> _EXERCISE DATA_:
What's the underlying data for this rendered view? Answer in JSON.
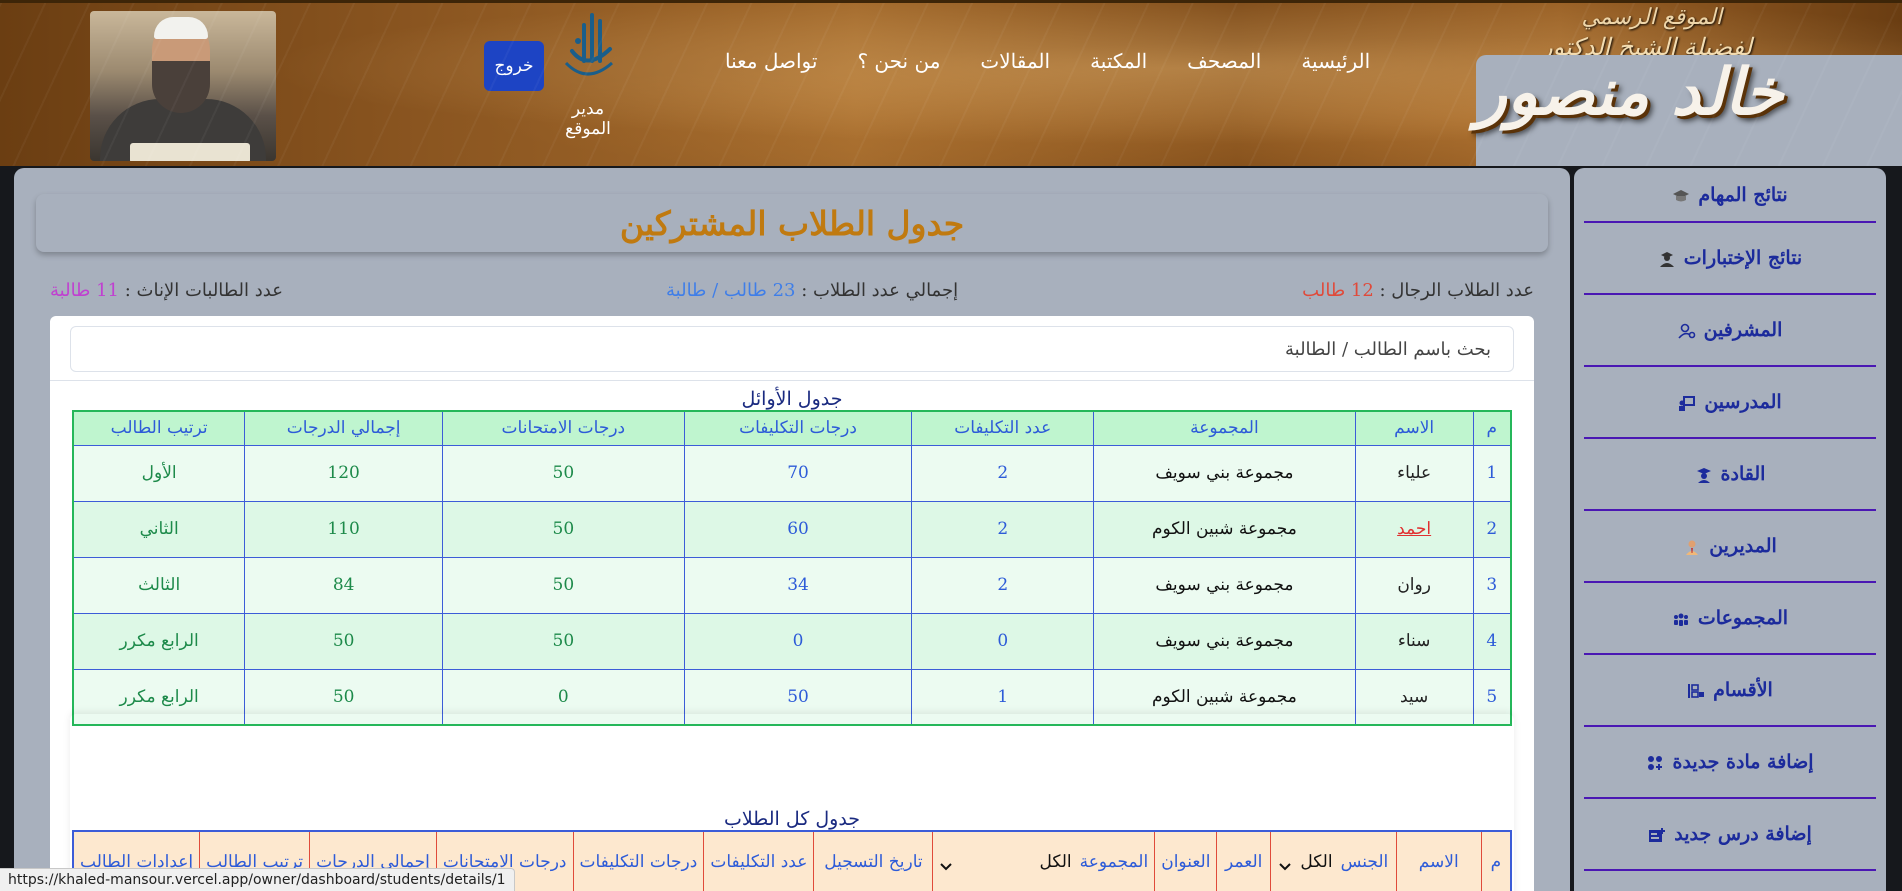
{
  "header": {
    "brand_line1": "الموقع الرسمي",
    "brand_line2": "لفضيلة الشيخ الدكتور",
    "brand_name": "خالد منصور",
    "nav": [
      {
        "label": "الرئيسية"
      },
      {
        "label": "المصحف"
      },
      {
        "label": "المكتبة"
      },
      {
        "label": "المقالات"
      },
      {
        "label": "من نحن ؟"
      },
      {
        "label": "تواصل معنا"
      }
    ],
    "logout_label": "خروج",
    "admin_caption": "مدير الموقع"
  },
  "sidebar": {
    "items": [
      {
        "label": "نتائج المهام",
        "icon": "graduation-cap-icon"
      },
      {
        "label": "نتائج الإختبارات",
        "icon": "user-graduate-icon"
      },
      {
        "label": "المشرفين",
        "icon": "user-gear-icon"
      },
      {
        "label": "المدرسين",
        "icon": "chalkboard-teacher-icon"
      },
      {
        "label": "القادة",
        "icon": "user-shield-icon"
      },
      {
        "label": "المديرين",
        "icon": "user-tie-icon"
      },
      {
        "label": "المجموعات",
        "icon": "people-group-icon"
      },
      {
        "label": "الأقسام",
        "icon": "sections-icon"
      },
      {
        "label": "إضافة مادة جديدة",
        "icon": "add-subject-icon"
      },
      {
        "label": "إضافة درس جديد",
        "icon": "add-lesson-icon"
      }
    ]
  },
  "main": {
    "title": "جدول الطلاب المشتركين",
    "stats": {
      "male_label": "عدد الطلاب الرجال :",
      "male_value": "12 طالب",
      "total_label": "إجمالي عدد الطلاب :",
      "total_value": "23 طالب / طالبة",
      "female_label": "عدد الطالبات الإناث :",
      "female_value": "11 طالبة"
    },
    "search_placeholder": "بحث باسم الطالب / الطالبة",
    "top_table": {
      "caption": "جدول الأوائل",
      "headers": [
        "م",
        "الاسم",
        "المجموعة",
        "عدد التكليفات",
        "درجات التكليفات",
        "درجات الامتحانات",
        "إجمالي الدرجات",
        "ترتيب الطالب"
      ],
      "rows": [
        {
          "num": "1",
          "name": "علياء",
          "group": "مجموعة بني سويف",
          "tasks": "2",
          "task_grades": "70",
          "exam_grades": "50",
          "total": "120",
          "rank": "الأول",
          "link": false
        },
        {
          "num": "2",
          "name": "احمد",
          "group": "مجموعة شبين الكوم",
          "tasks": "2",
          "task_grades": "60",
          "exam_grades": "50",
          "total": "110",
          "rank": "الثاني",
          "link": true
        },
        {
          "num": "3",
          "name": "روان",
          "group": "مجموعة بني سويف",
          "tasks": "2",
          "task_grades": "34",
          "exam_grades": "50",
          "total": "84",
          "rank": "الثالث",
          "link": false
        },
        {
          "num": "4",
          "name": "سناء",
          "group": "مجموعة بني سويف",
          "tasks": "0",
          "task_grades": "0",
          "exam_grades": "50",
          "total": "50",
          "rank": "الرابع مكرر",
          "link": false
        },
        {
          "num": "5",
          "name": "سيد",
          "group": "مجموعة شبين الكوم",
          "tasks": "1",
          "task_grades": "50",
          "exam_grades": "0",
          "total": "50",
          "rank": "الرابع مكرر",
          "link": false
        }
      ]
    },
    "all_table": {
      "caption": "جدول كل الطلاب",
      "h_num": "م",
      "h_name": "الاسم",
      "h_gender": "الجنس",
      "gender_value": "الكل",
      "h_age": "العمر",
      "h_address": "العنوان",
      "h_group": "المجموعة",
      "group_value": "الكل",
      "h_reg_date": "تاريخ التسجيل",
      "h_tasks": "عدد التكليفات",
      "h_task_grades": "درجات التكليفات",
      "h_exam_grades": "درجات الامتحانات",
      "h_total": "إجمالي الدرجات",
      "h_rank": "ترتيب الطالب",
      "h_extra": "إعدادات الطالب"
    }
  },
  "statusbar": {
    "url": "https://khaled-mansour.vercel.app/owner/dashboard/students/details/1"
  },
  "colors": {
    "title": "#c07a10",
    "male": "#e04a3a",
    "total": "#3f7ee8",
    "female": "#c040d0",
    "logout": "#1d44c4",
    "sidebar_text": "#1c2b9c"
  }
}
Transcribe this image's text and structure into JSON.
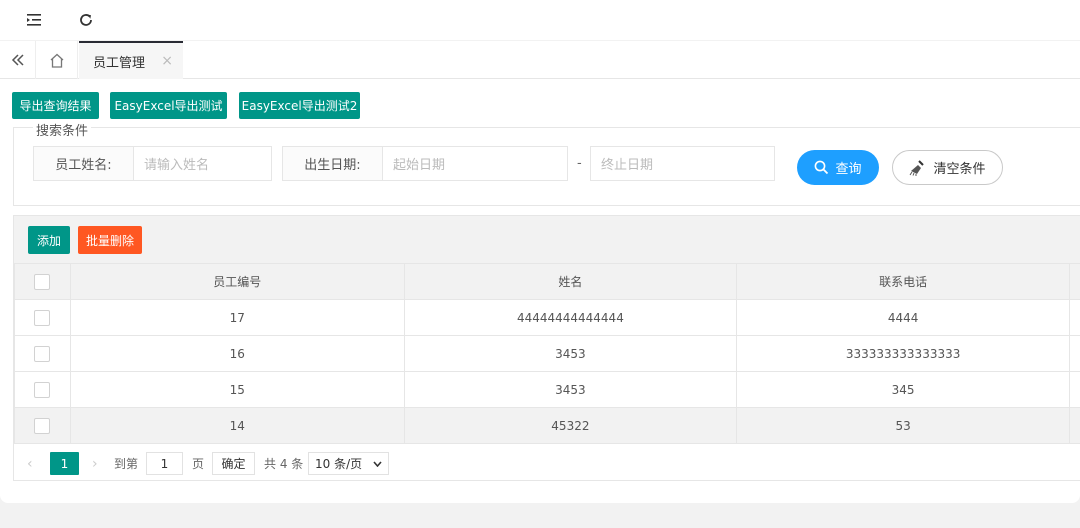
{
  "tabs": {
    "active_label": "员工管理",
    "close_glyph": "×"
  },
  "toolbar_top": {
    "export_query": "导出查询结果",
    "export_easyexcel": "EasyExcel导出测试",
    "export_easyexcel2": "EasyExcel导出测试2"
  },
  "search": {
    "legend": "搜索条件",
    "name_label": "员工姓名:",
    "name_placeholder": "请输入姓名",
    "birth_label": "出生日期:",
    "birth_start_placeholder": "起始日期",
    "dash": "-",
    "birth_end_placeholder": "终止日期",
    "search_button": "查询",
    "clear_button": "清空条件"
  },
  "table_toolbar": {
    "add": "添加",
    "batch_delete": "批量删除"
  },
  "table": {
    "columns": [
      "员工编号",
      "姓名",
      "联系电话"
    ],
    "rows": [
      {
        "id": "17",
        "name": "44444444444444",
        "phone": "4444"
      },
      {
        "id": "16",
        "name": "3453",
        "phone": "333333333333333"
      },
      {
        "id": "15",
        "name": "3453",
        "phone": "345"
      },
      {
        "id": "14",
        "name": "45322",
        "phone": "53"
      }
    ]
  },
  "pager": {
    "current_page": "1",
    "goto_label": "到第",
    "goto_value": "1",
    "page_unit": "页",
    "confirm": "确定",
    "total": "共 4 条",
    "page_size": "10 条/页"
  },
  "colors": {
    "teal": "#009688",
    "orange": "#ff5722",
    "blue": "#1e9fff"
  },
  "icons": {
    "menu": "menu-fold-icon",
    "refresh": "refresh-icon",
    "prev": "double-chevron-left-icon",
    "home": "home-icon",
    "search": "search-icon",
    "clear": "broom-icon"
  }
}
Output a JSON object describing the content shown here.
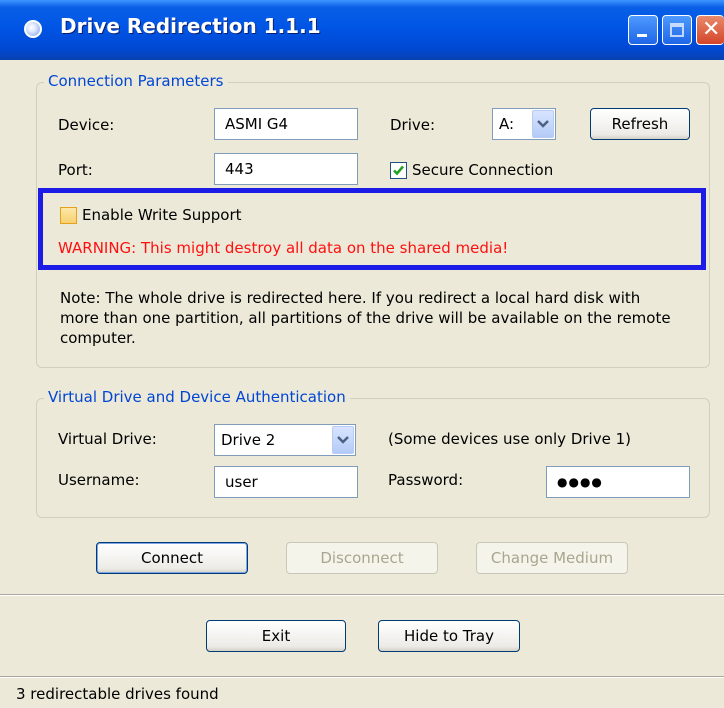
{
  "window": {
    "title": "Drive Redirection 1.1.1"
  },
  "connection": {
    "legend": "Connection Parameters",
    "device_label": "Device:",
    "device_value": "ASMI G4",
    "drive_label": "Drive:",
    "drive_value": "A:",
    "refresh_label": "Refresh",
    "port_label": "Port:",
    "port_value": "443",
    "secure_label": "Secure Connection",
    "secure_checked": true,
    "write_label": "Enable Write Support",
    "write_checked": false,
    "warning": "WARNING: This might destroy all data on the shared media!",
    "note": "Note: The whole drive is redirected here. If you redirect a local hard disk with more than one partition, all partitions of the drive will be available on the remote computer."
  },
  "virtual": {
    "legend": "Virtual Drive and Device Authentication",
    "drive_label": "Virtual Drive:",
    "drive_value": "Drive 2",
    "drive_hint": "(Some devices use only Drive 1)",
    "username_label": "Username:",
    "username_value": "user",
    "password_label": "Password:",
    "password_masked": "●●●●"
  },
  "actions": {
    "connect": "Connect",
    "disconnect": "Disconnect",
    "change_medium": "Change Medium",
    "exit": "Exit",
    "hide": "Hide to Tray"
  },
  "status": "3 redirectable drives found",
  "colors": {
    "accent": "#0046D5",
    "warning": "#FF1010",
    "highlight_border": "#1C1CE6"
  }
}
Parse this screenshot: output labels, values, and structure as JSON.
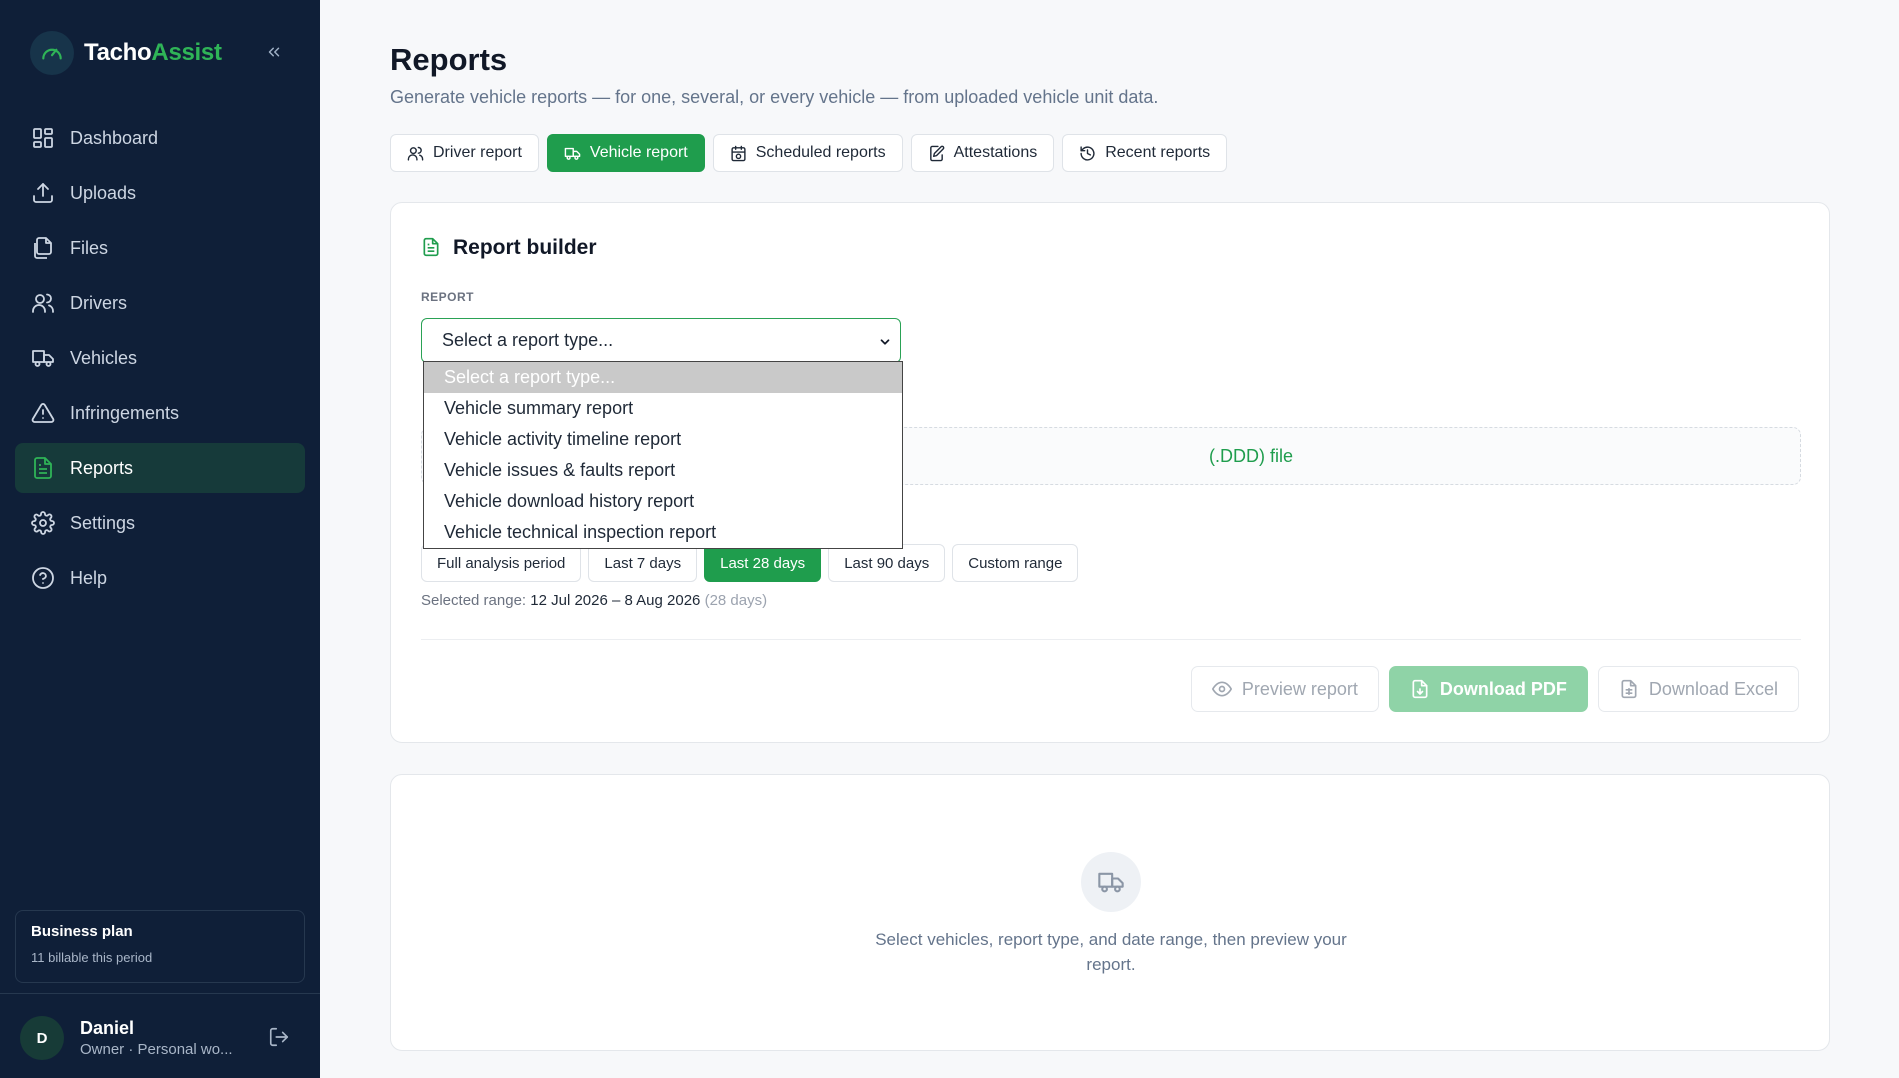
{
  "app": {
    "brand_part1": "Tacho",
    "brand_part2": "Assist"
  },
  "sidebar": {
    "items": [
      {
        "label": "Dashboard",
        "icon": "dashboard-icon"
      },
      {
        "label": "Uploads",
        "icon": "upload-icon"
      },
      {
        "label": "Files",
        "icon": "files-icon"
      },
      {
        "label": "Drivers",
        "icon": "drivers-icon"
      },
      {
        "label": "Vehicles",
        "icon": "truck-icon"
      },
      {
        "label": "Infringements",
        "icon": "warning-icon"
      },
      {
        "label": "Reports",
        "icon": "report-icon",
        "active": true
      },
      {
        "label": "Settings",
        "icon": "gear-icon"
      },
      {
        "label": "Help",
        "icon": "help-icon"
      }
    ],
    "plan": {
      "title": "Business plan",
      "subtitle": "11 billable this period"
    },
    "user": {
      "initial": "D",
      "name": "Daniel",
      "role": "Owner · Personal wo..."
    }
  },
  "header": {
    "title": "Reports",
    "subtitle": "Generate vehicle reports — for one, several, or every vehicle — from uploaded vehicle unit data."
  },
  "tabs": [
    {
      "label": "Driver report",
      "icon": "users-icon"
    },
    {
      "label": "Vehicle report",
      "icon": "truck-icon",
      "active": true
    },
    {
      "label": "Scheduled reports",
      "icon": "calendar-clock-icon"
    },
    {
      "label": "Attestations",
      "icon": "edit-document-icon"
    },
    {
      "label": "Recent reports",
      "icon": "history-icon"
    }
  ],
  "builder": {
    "title": "Report builder",
    "report_label": "REPORT",
    "select_value": "Select a report type...",
    "dropdown_options": [
      "Select a report type...",
      "Vehicle summary report",
      "Vehicle activity timeline report",
      "Vehicle issues & faults report",
      "Vehicle download history report",
      "Vehicle technical inspection report"
    ],
    "dropzone_text": "(.DDD) file",
    "ranges": [
      "Full analysis period",
      "Last 7 days",
      "Last 28 days",
      "Last 90 days",
      "Custom range"
    ],
    "active_range": "Last 28 days",
    "selected_range_label": "Selected range:",
    "selected_range_value": "12 Jul 2026 – 8 Aug 2026",
    "selected_range_days": "(28 days)",
    "actions": {
      "preview": "Preview report",
      "pdf": "Download PDF",
      "excel": "Download Excel"
    }
  },
  "empty_state": {
    "text": "Select vehicles, report type, and date range, then preview your report."
  },
  "colors": {
    "sidebar_bg": "#0f1f38",
    "accent": "#1f9d4d",
    "brand_green": "#2fb457"
  }
}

> _TASK OBJECTIVE_:
Check each line of the records above for "subtitle", and copy those that have it.

> _ANSWER TO THIS PROBLEM_:
      "subtitle": "11 billable this period"
    "subtitle": "Generate vehicle reports — for one, several, or every vehicle — from uploaded vehicle unit data."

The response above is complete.